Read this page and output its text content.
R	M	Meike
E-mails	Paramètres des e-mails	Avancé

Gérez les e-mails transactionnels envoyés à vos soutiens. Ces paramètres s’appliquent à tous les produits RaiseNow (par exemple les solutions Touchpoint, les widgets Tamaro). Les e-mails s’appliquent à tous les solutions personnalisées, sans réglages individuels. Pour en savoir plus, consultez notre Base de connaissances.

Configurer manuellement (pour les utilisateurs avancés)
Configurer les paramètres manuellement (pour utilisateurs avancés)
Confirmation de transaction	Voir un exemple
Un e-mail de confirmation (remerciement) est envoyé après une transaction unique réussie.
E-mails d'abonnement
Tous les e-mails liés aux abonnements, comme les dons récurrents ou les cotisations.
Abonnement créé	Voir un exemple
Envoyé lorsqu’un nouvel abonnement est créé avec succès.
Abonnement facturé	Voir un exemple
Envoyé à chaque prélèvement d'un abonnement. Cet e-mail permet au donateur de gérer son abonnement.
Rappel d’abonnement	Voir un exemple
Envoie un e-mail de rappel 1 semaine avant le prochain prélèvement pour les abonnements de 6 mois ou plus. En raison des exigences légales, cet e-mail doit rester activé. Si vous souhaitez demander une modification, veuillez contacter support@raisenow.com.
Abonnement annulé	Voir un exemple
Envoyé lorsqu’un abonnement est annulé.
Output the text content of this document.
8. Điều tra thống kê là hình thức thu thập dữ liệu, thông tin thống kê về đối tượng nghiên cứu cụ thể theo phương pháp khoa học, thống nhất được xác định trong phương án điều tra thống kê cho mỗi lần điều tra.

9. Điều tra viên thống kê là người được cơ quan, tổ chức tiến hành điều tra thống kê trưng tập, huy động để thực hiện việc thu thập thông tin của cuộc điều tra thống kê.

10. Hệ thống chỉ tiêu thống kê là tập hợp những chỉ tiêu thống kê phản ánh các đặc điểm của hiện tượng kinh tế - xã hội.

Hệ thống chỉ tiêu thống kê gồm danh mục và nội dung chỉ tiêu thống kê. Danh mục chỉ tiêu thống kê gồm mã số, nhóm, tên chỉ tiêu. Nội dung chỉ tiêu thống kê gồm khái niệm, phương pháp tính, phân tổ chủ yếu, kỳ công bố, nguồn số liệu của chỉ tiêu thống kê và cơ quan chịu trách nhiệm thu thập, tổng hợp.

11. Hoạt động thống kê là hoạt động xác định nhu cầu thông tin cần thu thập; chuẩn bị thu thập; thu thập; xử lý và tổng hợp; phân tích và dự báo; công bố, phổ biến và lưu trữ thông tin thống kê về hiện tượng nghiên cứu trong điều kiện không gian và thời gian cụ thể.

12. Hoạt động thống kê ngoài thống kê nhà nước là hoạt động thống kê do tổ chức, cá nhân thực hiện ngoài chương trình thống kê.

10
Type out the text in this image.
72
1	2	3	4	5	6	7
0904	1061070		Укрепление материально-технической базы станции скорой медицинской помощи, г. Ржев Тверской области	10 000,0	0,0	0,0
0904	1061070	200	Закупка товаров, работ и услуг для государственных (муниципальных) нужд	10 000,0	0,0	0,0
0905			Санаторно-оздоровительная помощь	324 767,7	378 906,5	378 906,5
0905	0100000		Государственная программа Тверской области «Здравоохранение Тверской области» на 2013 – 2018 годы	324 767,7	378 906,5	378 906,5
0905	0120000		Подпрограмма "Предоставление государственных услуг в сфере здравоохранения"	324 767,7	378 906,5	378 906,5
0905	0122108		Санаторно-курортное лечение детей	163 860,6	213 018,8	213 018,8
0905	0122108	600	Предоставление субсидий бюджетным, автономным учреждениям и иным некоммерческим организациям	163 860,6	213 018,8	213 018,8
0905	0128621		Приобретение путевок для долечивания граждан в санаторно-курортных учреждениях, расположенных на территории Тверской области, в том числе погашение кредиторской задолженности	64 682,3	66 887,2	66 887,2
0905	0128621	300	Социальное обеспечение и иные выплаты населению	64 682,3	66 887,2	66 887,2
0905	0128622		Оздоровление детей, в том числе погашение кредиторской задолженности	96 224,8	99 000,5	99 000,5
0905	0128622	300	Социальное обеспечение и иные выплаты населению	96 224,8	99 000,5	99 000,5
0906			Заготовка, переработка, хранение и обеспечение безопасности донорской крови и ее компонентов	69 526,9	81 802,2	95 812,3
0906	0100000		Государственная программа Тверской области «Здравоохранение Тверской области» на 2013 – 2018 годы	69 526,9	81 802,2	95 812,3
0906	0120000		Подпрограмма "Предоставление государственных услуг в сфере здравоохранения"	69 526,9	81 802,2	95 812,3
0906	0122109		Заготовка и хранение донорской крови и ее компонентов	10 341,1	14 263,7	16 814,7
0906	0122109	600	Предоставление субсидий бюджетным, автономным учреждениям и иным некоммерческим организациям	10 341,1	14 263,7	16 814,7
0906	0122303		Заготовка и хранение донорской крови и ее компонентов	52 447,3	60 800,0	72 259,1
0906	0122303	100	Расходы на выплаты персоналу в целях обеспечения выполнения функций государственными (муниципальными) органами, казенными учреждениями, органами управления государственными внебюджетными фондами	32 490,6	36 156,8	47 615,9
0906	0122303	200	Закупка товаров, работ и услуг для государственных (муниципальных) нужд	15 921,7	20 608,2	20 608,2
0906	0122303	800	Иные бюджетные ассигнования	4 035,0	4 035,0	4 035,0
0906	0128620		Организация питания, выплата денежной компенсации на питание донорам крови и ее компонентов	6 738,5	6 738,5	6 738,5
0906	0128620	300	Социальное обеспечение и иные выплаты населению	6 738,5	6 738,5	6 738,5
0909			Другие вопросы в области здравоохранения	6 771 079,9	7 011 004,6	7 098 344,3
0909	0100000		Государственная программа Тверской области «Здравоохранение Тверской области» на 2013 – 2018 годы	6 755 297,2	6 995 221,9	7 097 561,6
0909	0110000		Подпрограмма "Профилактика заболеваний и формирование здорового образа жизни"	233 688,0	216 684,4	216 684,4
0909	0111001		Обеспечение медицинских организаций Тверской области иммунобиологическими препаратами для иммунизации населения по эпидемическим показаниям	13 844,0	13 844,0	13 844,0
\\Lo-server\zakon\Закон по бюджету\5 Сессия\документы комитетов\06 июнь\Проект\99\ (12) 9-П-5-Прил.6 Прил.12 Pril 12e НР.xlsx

----

Task goal -> Each line that holds the word "Заготовка" is to be copied.

Exercise answer ->
0906			Заготовка, переработка, хранение и обеспечение безопасности донорской крови и ее компонентов	69 526,9	81 802,2	95 812,3
0906	0122109		Заготовка и хранение донорской крови и ее компонентов	10 341,1	14 263,7	16 814,7
0906	0122303		Заготовка и хранение донорской крови и ее компонентов	52 447,3	60 800,0	72 259,1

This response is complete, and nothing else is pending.